Stated exercise >>
Identify each line below that contains the word "icon", and copy it out.

Entries from a dataset >>
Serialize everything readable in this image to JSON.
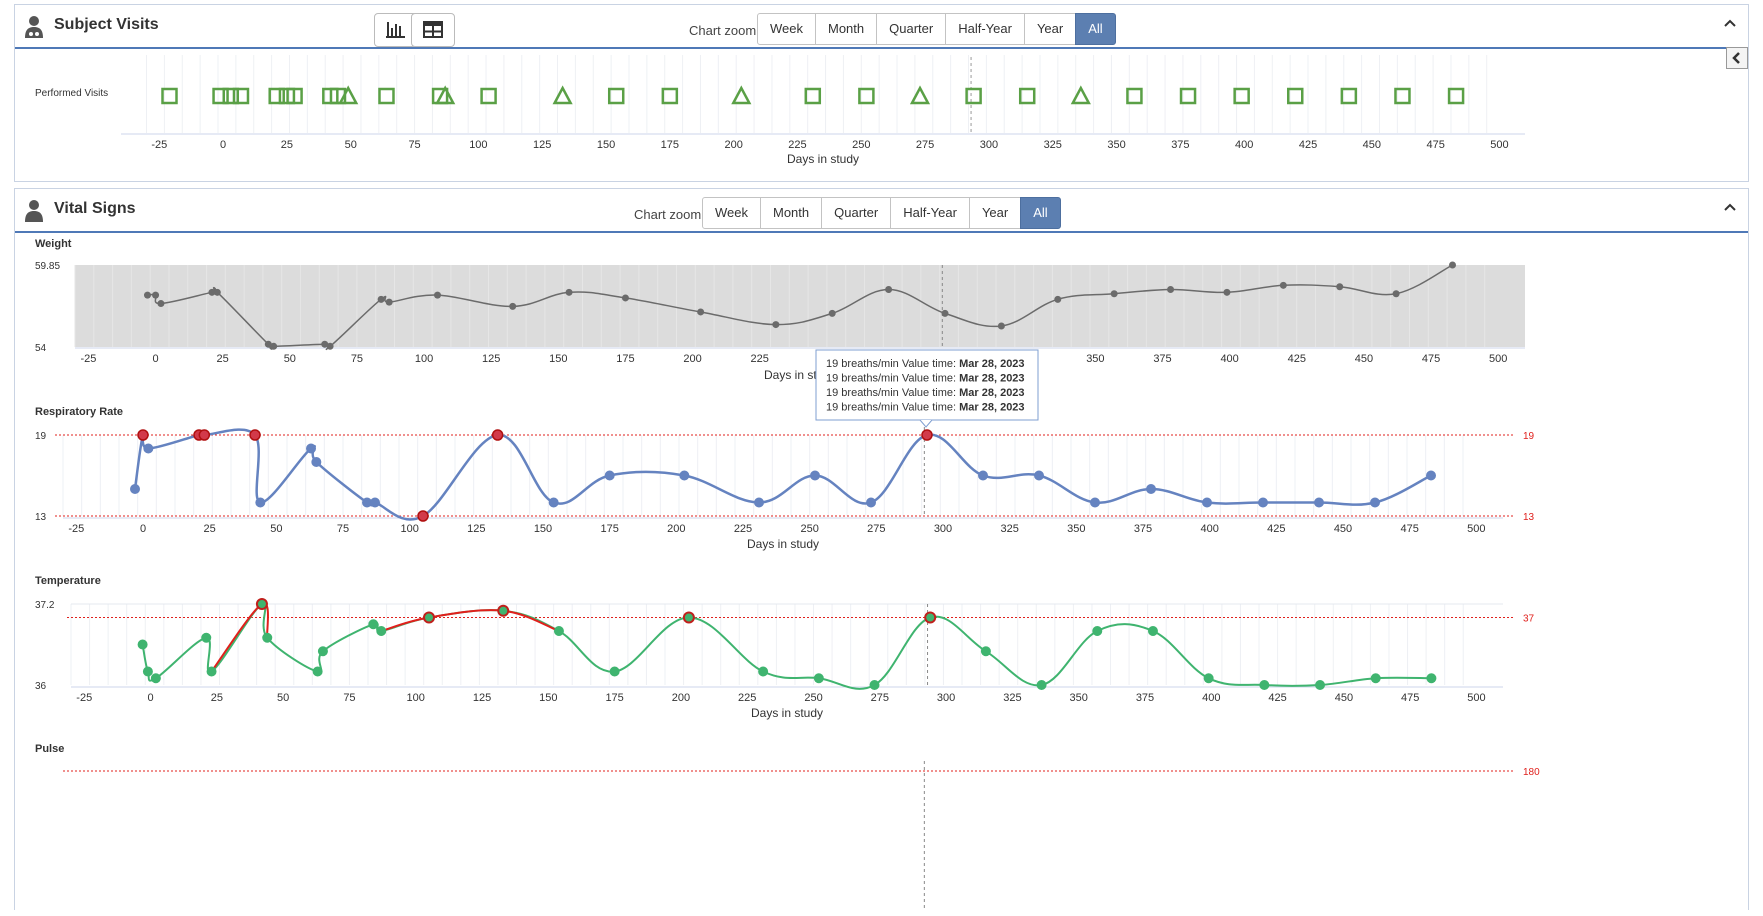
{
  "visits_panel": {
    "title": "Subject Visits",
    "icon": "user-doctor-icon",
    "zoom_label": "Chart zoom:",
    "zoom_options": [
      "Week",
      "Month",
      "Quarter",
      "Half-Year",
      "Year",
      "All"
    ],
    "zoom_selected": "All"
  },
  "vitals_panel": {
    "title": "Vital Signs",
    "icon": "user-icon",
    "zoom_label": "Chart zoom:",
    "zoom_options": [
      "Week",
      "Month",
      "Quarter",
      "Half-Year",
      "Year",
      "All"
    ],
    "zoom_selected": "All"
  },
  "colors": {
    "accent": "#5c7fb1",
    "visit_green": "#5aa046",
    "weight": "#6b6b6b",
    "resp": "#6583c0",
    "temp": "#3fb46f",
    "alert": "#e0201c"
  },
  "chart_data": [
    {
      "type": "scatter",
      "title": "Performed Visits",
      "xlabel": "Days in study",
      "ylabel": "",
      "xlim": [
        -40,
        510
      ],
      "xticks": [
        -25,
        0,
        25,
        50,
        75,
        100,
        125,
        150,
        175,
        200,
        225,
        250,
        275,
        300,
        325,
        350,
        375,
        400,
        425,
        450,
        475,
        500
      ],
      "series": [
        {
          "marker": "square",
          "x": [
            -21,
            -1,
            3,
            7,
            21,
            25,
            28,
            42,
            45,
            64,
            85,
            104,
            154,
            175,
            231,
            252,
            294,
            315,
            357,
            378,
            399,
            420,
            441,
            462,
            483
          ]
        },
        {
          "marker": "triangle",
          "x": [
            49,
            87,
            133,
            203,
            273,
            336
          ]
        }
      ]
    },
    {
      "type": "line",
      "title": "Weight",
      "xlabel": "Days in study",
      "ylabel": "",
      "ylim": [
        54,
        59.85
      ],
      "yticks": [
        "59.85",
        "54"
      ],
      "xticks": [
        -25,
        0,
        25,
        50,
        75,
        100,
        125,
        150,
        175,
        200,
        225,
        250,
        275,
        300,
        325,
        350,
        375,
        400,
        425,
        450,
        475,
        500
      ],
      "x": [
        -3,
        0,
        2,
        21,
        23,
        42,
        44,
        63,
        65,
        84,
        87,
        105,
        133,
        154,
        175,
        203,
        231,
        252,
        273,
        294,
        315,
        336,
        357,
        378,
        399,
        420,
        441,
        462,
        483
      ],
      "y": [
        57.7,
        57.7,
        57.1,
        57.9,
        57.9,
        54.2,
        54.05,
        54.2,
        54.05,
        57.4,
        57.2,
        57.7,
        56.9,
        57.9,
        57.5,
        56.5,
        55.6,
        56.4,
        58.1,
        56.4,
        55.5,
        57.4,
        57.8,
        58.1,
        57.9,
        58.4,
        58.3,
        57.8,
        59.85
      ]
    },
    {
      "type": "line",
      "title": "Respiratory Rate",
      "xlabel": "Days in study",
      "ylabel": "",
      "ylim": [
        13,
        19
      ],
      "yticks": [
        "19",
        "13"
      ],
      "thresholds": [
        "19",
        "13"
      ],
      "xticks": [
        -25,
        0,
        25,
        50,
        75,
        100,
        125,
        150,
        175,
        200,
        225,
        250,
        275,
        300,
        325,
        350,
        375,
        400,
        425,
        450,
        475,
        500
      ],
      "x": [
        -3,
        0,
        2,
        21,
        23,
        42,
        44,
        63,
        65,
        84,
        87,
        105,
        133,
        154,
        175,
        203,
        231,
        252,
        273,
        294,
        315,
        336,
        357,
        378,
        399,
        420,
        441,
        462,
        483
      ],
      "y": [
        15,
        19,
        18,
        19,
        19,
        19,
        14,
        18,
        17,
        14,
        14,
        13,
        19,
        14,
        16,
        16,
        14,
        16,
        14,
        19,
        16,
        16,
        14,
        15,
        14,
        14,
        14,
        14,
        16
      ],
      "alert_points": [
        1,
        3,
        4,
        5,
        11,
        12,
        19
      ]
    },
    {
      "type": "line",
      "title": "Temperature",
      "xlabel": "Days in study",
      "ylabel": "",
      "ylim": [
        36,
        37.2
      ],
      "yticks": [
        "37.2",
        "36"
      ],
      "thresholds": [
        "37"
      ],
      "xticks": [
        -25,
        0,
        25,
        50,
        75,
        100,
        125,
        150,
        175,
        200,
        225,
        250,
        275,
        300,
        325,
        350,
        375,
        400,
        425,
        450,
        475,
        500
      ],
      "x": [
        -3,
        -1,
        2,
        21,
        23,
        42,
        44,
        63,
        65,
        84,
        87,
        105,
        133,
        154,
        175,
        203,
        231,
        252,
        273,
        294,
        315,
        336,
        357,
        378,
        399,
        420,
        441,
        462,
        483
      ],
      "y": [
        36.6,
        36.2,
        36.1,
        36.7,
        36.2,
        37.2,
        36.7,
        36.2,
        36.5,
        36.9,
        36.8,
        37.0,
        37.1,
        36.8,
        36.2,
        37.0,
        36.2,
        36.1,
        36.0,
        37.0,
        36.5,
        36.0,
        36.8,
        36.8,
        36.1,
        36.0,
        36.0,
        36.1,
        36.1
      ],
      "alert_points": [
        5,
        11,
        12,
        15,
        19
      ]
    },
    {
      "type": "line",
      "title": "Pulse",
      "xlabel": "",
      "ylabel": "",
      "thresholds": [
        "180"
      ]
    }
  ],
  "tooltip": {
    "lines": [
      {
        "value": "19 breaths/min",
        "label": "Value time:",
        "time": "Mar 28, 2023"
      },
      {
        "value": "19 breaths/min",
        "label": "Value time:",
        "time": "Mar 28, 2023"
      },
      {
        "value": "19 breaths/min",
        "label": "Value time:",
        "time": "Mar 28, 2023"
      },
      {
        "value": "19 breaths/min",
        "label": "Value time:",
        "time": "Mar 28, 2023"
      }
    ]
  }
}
==
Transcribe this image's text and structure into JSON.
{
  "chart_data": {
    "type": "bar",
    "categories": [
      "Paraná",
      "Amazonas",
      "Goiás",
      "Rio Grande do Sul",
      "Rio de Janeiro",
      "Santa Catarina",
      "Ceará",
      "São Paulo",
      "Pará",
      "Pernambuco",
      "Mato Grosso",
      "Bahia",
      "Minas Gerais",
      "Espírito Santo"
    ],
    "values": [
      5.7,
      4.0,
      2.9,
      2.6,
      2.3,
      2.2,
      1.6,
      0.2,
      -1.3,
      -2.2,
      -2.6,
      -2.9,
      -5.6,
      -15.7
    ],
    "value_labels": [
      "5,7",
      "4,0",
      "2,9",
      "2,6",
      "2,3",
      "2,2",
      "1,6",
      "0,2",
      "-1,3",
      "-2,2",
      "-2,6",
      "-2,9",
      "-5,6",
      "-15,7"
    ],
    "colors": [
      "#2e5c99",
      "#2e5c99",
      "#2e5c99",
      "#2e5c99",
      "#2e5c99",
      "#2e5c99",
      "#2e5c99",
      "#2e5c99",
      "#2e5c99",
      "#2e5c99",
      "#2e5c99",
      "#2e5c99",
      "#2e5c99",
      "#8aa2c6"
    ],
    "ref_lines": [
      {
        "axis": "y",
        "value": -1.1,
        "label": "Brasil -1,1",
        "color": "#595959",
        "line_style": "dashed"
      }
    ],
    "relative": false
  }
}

Output for this exercise >>
    "icon": "user-doctor-icon",
    "icon": "user-icon",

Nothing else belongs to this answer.